Written instruction:
Copy all lines in which the word "完形填空" can be found.

Dataset entries:
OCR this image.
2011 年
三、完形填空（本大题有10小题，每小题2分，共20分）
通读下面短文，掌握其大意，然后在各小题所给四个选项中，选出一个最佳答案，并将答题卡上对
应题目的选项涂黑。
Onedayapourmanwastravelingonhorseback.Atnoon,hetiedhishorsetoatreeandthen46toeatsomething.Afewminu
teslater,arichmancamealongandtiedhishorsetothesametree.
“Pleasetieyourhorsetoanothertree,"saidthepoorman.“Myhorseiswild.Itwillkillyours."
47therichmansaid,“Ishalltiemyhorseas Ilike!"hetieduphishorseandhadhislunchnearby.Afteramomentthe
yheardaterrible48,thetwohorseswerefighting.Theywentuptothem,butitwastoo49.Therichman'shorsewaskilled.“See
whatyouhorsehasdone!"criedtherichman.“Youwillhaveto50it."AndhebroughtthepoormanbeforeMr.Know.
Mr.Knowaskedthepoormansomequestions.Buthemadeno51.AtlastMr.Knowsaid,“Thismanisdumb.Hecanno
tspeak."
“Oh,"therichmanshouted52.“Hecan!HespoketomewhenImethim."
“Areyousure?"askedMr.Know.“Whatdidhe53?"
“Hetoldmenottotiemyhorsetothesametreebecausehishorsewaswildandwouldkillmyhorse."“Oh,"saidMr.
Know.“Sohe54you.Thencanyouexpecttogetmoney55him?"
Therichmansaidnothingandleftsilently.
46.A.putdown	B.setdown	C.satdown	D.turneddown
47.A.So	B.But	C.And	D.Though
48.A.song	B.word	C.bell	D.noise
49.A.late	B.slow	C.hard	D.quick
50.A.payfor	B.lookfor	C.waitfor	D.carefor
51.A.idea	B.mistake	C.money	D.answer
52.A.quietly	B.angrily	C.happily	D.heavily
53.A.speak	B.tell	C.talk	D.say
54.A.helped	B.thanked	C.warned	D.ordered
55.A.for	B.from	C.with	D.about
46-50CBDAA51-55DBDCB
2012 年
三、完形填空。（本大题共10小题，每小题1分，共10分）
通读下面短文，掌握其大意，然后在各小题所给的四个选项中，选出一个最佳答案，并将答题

Task output:
三、完形填空（本大题有10小题，每小题2分，共20分）
三、完形填空。（本大题共10小题，每小题1分，共10分）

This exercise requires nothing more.